■ **SET PROBLEM**:
Each line that holds the word "underlying" counts once; report the total and nothing else.

■ **SUPPLIED DATA**:
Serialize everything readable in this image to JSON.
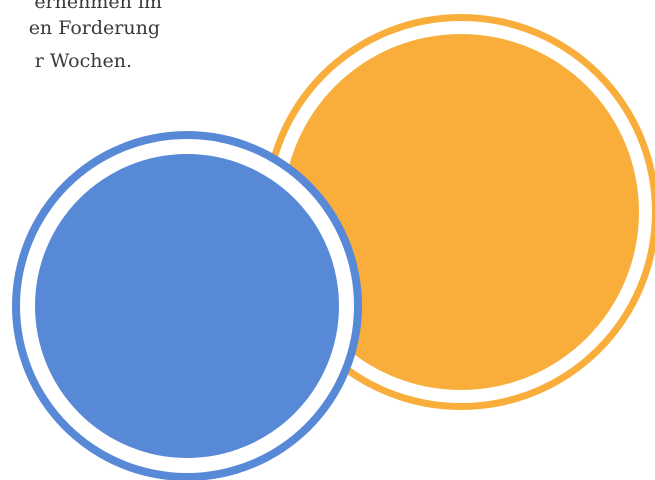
{
  "text_fragment": {
    "lines": [
      "ernehmen im",
      "en Forderung",
      "r Wochen."
    ]
  },
  "colors": {
    "background": "#ffffff",
    "orange": "#f9ae3c",
    "blue": "#5789d7",
    "ring_gap": "#ffffff",
    "text": "#3a3a3a"
  },
  "shapes": [
    {
      "name": "orange-circle"
    },
    {
      "name": "blue-circle"
    }
  ]
}
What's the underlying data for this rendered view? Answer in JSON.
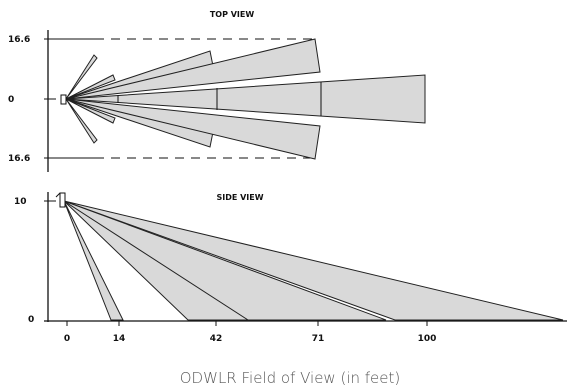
{
  "top_view": {
    "title": "TOP VIEW",
    "y_ticks": [
      "16.6",
      "0",
      "16.6"
    ]
  },
  "side_view": {
    "title": "SIDE VIEW",
    "y_ticks": [
      "10",
      "0"
    ],
    "x_ticks": [
      "0",
      "14",
      "42",
      "71",
      "100"
    ]
  },
  "caption": "ODWLR Field of View (in feet)"
}
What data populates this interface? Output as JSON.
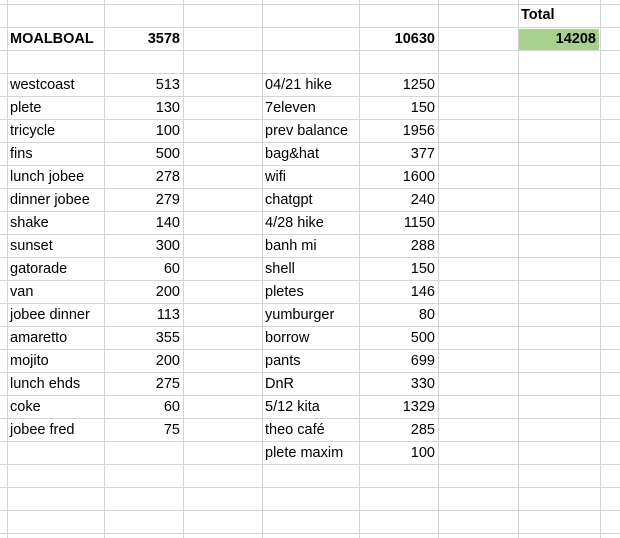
{
  "total_label": "Total",
  "summary": {
    "name": "MOALBOAL",
    "left_sum": "3578",
    "right_sum": "10630",
    "grand_total": "14208"
  },
  "colors": {
    "total_fill": "#a9d18e",
    "gridline": "#d4d4d4"
  },
  "left_items": [
    {
      "label": "westcoast",
      "value": "513"
    },
    {
      "label": "plete",
      "value": "130"
    },
    {
      "label": "tricycle",
      "value": "100"
    },
    {
      "label": "fins",
      "value": "500"
    },
    {
      "label": "lunch jobee",
      "value": "278"
    },
    {
      "label": "dinner jobee",
      "value": "279"
    },
    {
      "label": "shake",
      "value": "140"
    },
    {
      "label": "sunset",
      "value": "300"
    },
    {
      "label": "gatorade",
      "value": "60"
    },
    {
      "label": "van",
      "value": "200"
    },
    {
      "label": "jobee dinner",
      "value": "113"
    },
    {
      "label": "amaretto",
      "value": "355"
    },
    {
      "label": "mojito",
      "value": "200"
    },
    {
      "label": "lunch ehds",
      "value": "275"
    },
    {
      "label": "coke",
      "value": "60"
    },
    {
      "label": "jobee fred",
      "value": "75"
    }
  ],
  "right_items": [
    {
      "label": "04/21 hike",
      "value": "1250"
    },
    {
      "label": "7eleven",
      "value": "150"
    },
    {
      "label": "prev balance",
      "value": "1956"
    },
    {
      "label": "bag&hat",
      "value": "377"
    },
    {
      "label": "wifi",
      "value": "1600"
    },
    {
      "label": "chatgpt",
      "value": "240"
    },
    {
      "label": "4/28 hike",
      "value": "1150"
    },
    {
      "label": "banh mi",
      "value": "288"
    },
    {
      "label": "shell",
      "value": "150"
    },
    {
      "label": "pletes",
      "value": "146"
    },
    {
      "label": "yumburger",
      "value": "80"
    },
    {
      "label": "borrow",
      "value": "500"
    },
    {
      "label": "pants",
      "value": "699"
    },
    {
      "label": "DnR",
      "value": "330"
    },
    {
      "label": "5/12 kita",
      "value": "1329"
    },
    {
      "label": "theo café",
      "value": "285"
    },
    {
      "label": "plete maxim",
      "value": "100"
    }
  ]
}
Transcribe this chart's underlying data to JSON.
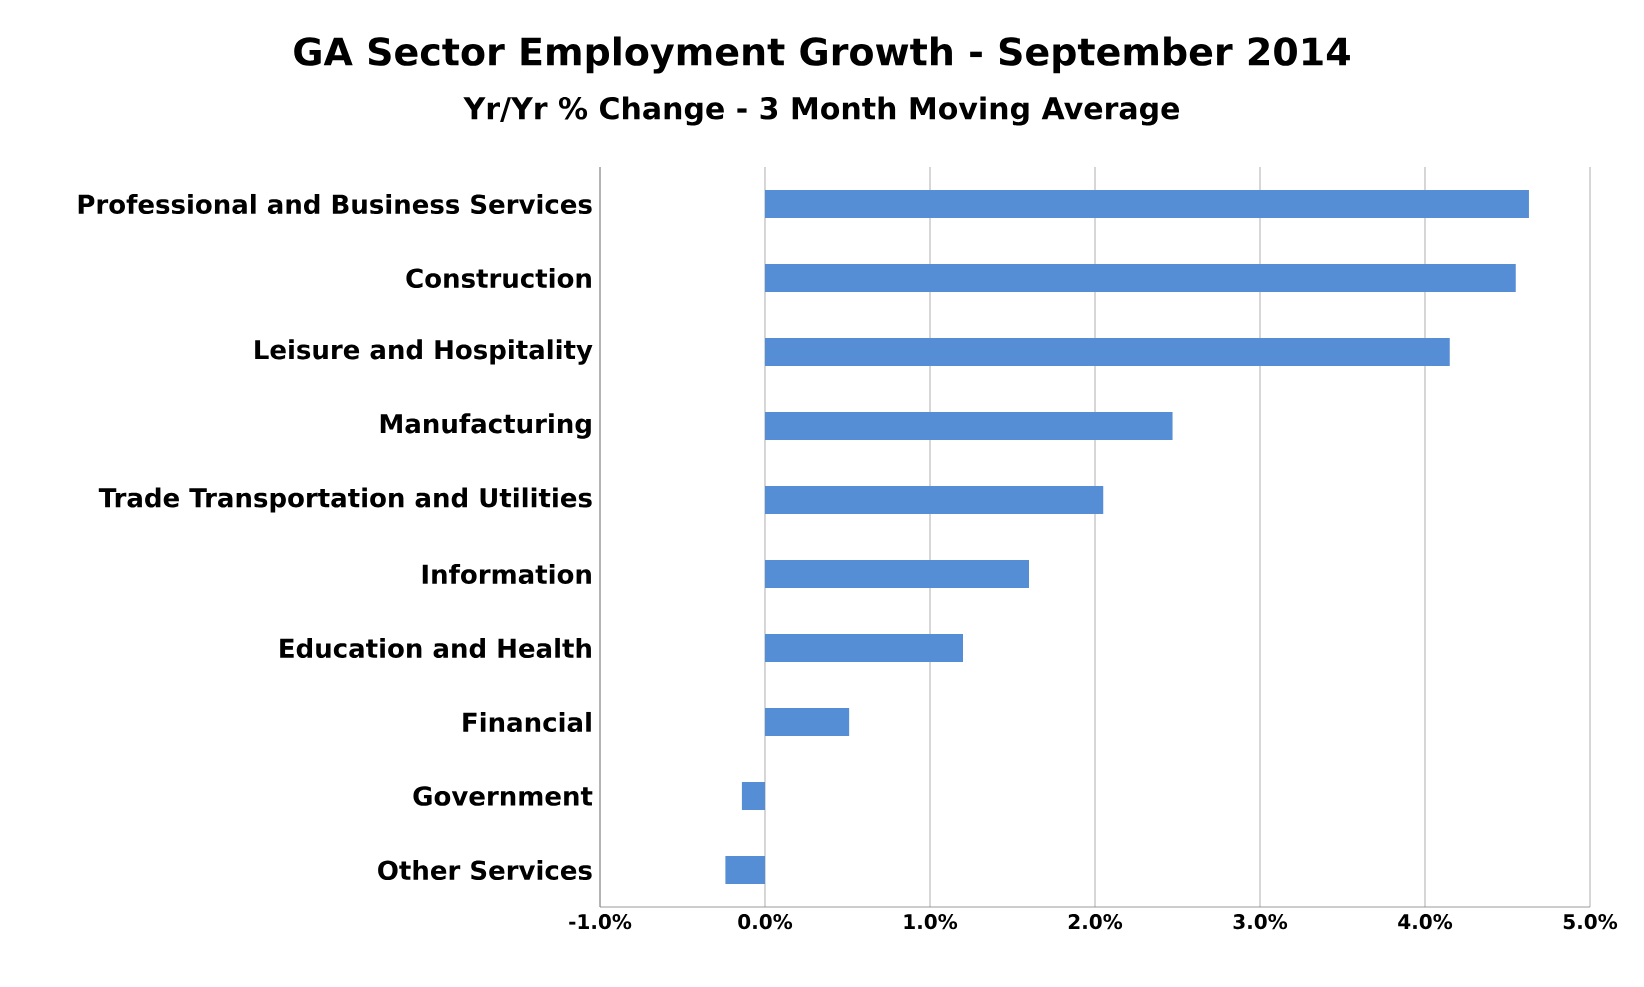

■ **SOLUTION FOR THIS EXERCISE**:
2